The request: Reproduce all of the listing below without alteration.

Given data:
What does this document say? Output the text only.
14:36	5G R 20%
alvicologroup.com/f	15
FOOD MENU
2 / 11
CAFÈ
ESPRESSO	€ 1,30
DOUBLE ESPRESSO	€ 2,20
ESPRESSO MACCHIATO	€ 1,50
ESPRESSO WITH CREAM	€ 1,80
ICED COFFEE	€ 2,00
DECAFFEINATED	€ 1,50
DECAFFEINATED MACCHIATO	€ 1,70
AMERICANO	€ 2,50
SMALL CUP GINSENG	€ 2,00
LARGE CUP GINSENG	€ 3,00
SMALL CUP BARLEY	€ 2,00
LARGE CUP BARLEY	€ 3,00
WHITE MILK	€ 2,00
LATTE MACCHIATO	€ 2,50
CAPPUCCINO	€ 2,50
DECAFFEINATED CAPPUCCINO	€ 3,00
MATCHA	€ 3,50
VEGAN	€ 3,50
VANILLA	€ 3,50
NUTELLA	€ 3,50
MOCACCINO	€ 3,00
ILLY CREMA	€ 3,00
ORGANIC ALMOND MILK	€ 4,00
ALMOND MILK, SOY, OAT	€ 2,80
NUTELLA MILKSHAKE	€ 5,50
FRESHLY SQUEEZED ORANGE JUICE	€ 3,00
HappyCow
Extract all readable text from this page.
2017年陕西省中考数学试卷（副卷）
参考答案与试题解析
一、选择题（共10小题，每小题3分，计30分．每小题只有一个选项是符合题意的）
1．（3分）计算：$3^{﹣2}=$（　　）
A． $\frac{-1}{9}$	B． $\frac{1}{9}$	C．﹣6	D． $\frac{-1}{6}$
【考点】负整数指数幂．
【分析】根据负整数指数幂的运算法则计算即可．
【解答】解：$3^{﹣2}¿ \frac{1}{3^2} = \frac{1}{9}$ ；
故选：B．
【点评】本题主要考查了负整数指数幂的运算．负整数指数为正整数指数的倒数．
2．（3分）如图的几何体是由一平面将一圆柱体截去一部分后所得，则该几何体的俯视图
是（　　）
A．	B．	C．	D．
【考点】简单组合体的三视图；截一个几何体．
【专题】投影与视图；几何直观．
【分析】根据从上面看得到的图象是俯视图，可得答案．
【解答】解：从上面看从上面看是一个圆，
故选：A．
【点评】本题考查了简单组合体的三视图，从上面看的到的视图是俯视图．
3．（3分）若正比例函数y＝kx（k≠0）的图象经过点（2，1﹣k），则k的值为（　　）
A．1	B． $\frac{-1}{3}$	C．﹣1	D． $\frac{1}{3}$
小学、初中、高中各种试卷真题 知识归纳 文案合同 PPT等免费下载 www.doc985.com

Output for this exercise:
What does this document say? Output the text only.
14:36	5G R 20%
alvicologroup.com/f	15
FOOD MENU
2 / 11
CAFÈ
ESPRESSO	€ 1,30
DOUBLE ESPRESSO	€ 2,20
ESPRESSO MACCHIATO	€ 1,50
ESPRESSO WITH CREAM	€ 1,80
ICED COFFEE	€ 2,00
DECAFFEINATED	€ 1,50
DECAFFEINATED MACCHIATO	€ 1,70
AMERICANO	€ 2,50
SMALL CUP GINSENG	€ 2,00
LARGE CUP GINSENG	€ 3,00
SMALL CUP BARLEY	€ 2,00
LARGE CUP BARLEY	€ 3,00
WHITE MILK	€ 2,00
LATTE MACCHIATO	€ 2,50
CAPPUCCINO	€ 2,50
DECAFFEINATED CAPPUCCINO	€ 3,00
MATCHA	€ 3,50
VEGAN	€ 3,50
VANILLA	€ 3,50
NUTELLA	€ 3,50
MOCACCINO	€ 3,00
ILLY CREMA	€ 3,00
ORGANIC ALMOND MILK	€ 4,00
ALMOND MILK, SOY, OAT	€ 2,80
NUTELLA MILKSHAKE	€ 5,50
FRESHLY SQUEEZED ORANGE JUICE	€ 3,00
HappyCow
Extract all readable text from this page.
2017年陕西省中考数学试卷（副卷）
参考答案与试题解析
一、选择题（共10小题，每小题3分，计30分．每小题只有一个选项是符合题意的）
1．（3分）计算：$3^{﹣2}=$（　　）
A． $\frac{-1}{9}$	B． $\frac{1}{9}$	C．﹣6	D． $\frac{-1}{6}$
【考点】负整数指数幂．
【分析】根据负整数指数幂的运算法则计算即可．
【解答】解：$3^{﹣2}¿ \frac{1}{3^2} = \frac{1}{9}$ ；
故选：B．
【点评】本题主要考查了负整数指数幂的运算．负整数指数为正整数指数的倒数．
2．（3分）如图的几何体是由一平面将一圆柱体截去一部分后所得，则该几何体的俯视图
是（　　）
A．	B．	C．	D．
【考点】简单组合体的三视图；截一个几何体．
【专题】投影与视图；几何直观．
【分析】根据从上面看得到的图象是俯视图，可得答案．
【解答】解：从上面看从上面看是一个圆，
故选：A．
【点评】本题考查了简单组合体的三视图，从上面看的到的视图是俯视图．
3．（3分）若正比例函数y＝kx（k≠0）的图象经过点（2，1﹣k），则k的值为（　　）
A．1	B． $\frac{-1}{3}$	C．﹣1	D． $\frac{1}{3}$
小学、初中、高中各种试卷真题 知识归纳 文案合同 PPT等免费下载 www.doc985.com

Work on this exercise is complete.